GOAL =
From the listing below, select every line where the word "Delete" appears.
*-*-*
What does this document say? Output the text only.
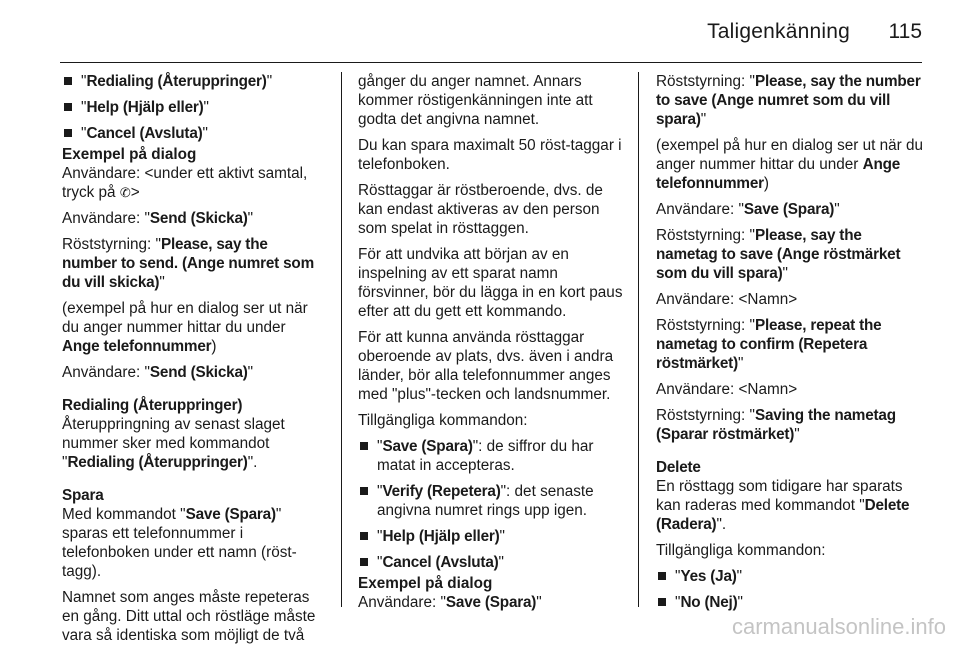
Taligenkänning 115
"Redialing (Återuppringer)"
"Help (Hjälp eller)"
"Cancel (Avsluta)"
Exempel på dialog

Användare: <under ett aktivt samtal, tryck på ✆>

Användare: "Send (Skicka)"

Röststyrning: "Please, say the number to send. (Ange numret som du vill skicka)"

(exempel på hur en dialog ser ut när du anger nummer hittar du under Ange telefonnummer)

Användare: "Send (Skicka)"

Redialing (Återuppringer)

Återuppringning av senast slaget nummer sker med kommandot "Redialing (Återuppringer)".

Spara

Med kommandot "Save (Spara)" sparas ett telefonnummer i telefonboken under ett namn (röst-tagg).

Namnet som anges måste repeteras en gång. Ditt uttal och röstläge måste vara så identiska som möjligt de två

gånger du anger namnet. Annars kommer röstigenkänningen inte att godta det angivna namnet.

Du kan spara maximalt 50 röst-taggar i telefonboken.

Rösttaggar är röstberoende, dvs. de kan endast aktiveras av den person som spelat in rösttaggen.

För att undvika att början av en inspelning av ett sparat namn försvinner, bör du lägga in en kort paus efter att du gett ett kommando.

För att kunna använda rösttaggar oberoende av plats, dvs. även i andra länder, bör alla telefonnummer anges med "plus"-tecken och landsnummer.

Tillgängliga kommandon:

"Save (Spara)": de siffror du har matat in accepteras.
"Verify (Repetera)": det senaste angivna numret rings upp igen.
"Help (Hjälp eller)"
"Cancel (Avsluta)"
Exempel på dialog

Användare: "Save (Spara)"

Röststyrning: "Please, say the number to save (Ange numret som du vill spara)"

(exempel på hur en dialog ser ut när du anger nummer hittar du under Ange telefonnummer)

Användare: "Save (Spara)"

Röststyrning: "Please, say the nametag to save (Ange röstmärket som du vill spara)"

Användare: <Namn>

Röststyrning: "Please, repeat the nametag to confirm (Repetera röstmärket)"

Användare: <Namn>

Röststyrning: "Saving the nametag (Sparar röstmärket)"

Delete

En rösttagg som tidigare har sparats kan raderas med kommandot "Delete (Radera)".

Tillgängliga kommandon:

"Yes (Ja)"
"No (Nej)"
carmanualsonline.info
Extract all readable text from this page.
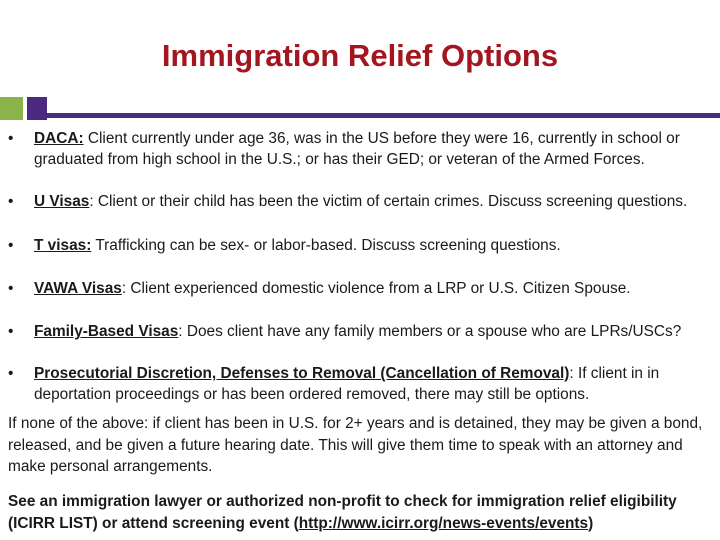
Immigration Relief Options
• DACA: Client currently under age 36, was in the US before they were 16, currently in school or graduated from high school in the U.S.; or has their GED; or veteran of the Armed Forces.
• U Visas: Client or their child has been the victim of certain crimes. Discuss screening questions.
• T visas: Trafficking can be sex- or labor-based. Discuss screening questions.
• VAWA Visas: Client experienced domestic violence from a LRP or U.S. Citizen Spouse.
• Family-Based Visas: Does client have any family members or a spouse who are LPRs/USCs?
• Prosecutorial Discretion, Defenses to Removal (Cancellation of Removal): If client in in deportation proceedings or has been ordered removed, there may still be options.

If none of the above: if client has been in U.S. for 2+ years and is detained, they may be given a bond, released, and be given a future hearing date. This will give them time to speak with an attorney and make personal arrangements.

See an immigration lawyer or authorized non-profit to check for immigration relief eligibility (ICIRR LIST) or attend screening event (http://www.icirr.org/news-events/events)
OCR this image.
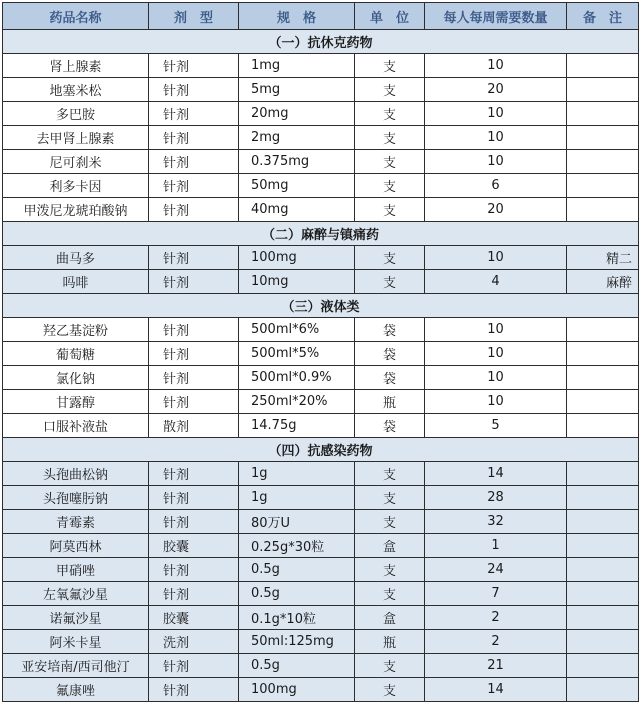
药品名称	剂　型	规　格	单　位	每人每周需要数量	备　注
（一）抗休克药物					
肾上腺素	针剂	1mg	支	10	
地塞米松	针剂	5mg	支	20	
多巴胺	针剂	20mg	支	10	
去甲肾上腺素	针剂	2mg	支	10	
尼可刹米	针剂	0.375mg	支	10	
利多卡因	针剂	50mg	支	6	
甲泼尼龙琥珀酸钠	针剂	40mg	支	20	
（二）麻醉与镇痛药					
曲马多	针剂	100mg	支	10	精二
吗啡	针剂	10mg	支	4	麻醉
（三）液体类					
羟乙基淀粉	针剂	500ml*6%	袋	10	
葡萄糖	针剂	500ml*5%	袋	10	
氯化钠	针剂	500ml*0.9%	袋	10	
甘露醇	针剂	250ml*20%	瓶	10	
口服补液盐	散剂	14.75g	袋	5	
（四）抗感染药物					
头孢曲松钠	针剂	1g	支	14	
头孢噻肟钠	针剂	1g	支	28	
青霉素	针剂	80万U	支	32	
阿莫西林	胶囊	0.25g*30粒	盒	1	
甲硝唑	针剂	0.5g	支	24	
左氧氟沙星	针剂	0.5g	支	7	
诺氟沙星	胶囊	0.1g*10粒	盒	2	
阿米卡星	洗剂	50ml:125mg	瓶	2	
亚安培南/西司他汀	针剂	0.5g	支	21	
氟康唑	针剂	100mg	支	14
*-*-*
EXPECTED OUTPUT =
Delete
En rösttagg som tidigare har sparats kan raderas med kommandot "Delete (Radera)".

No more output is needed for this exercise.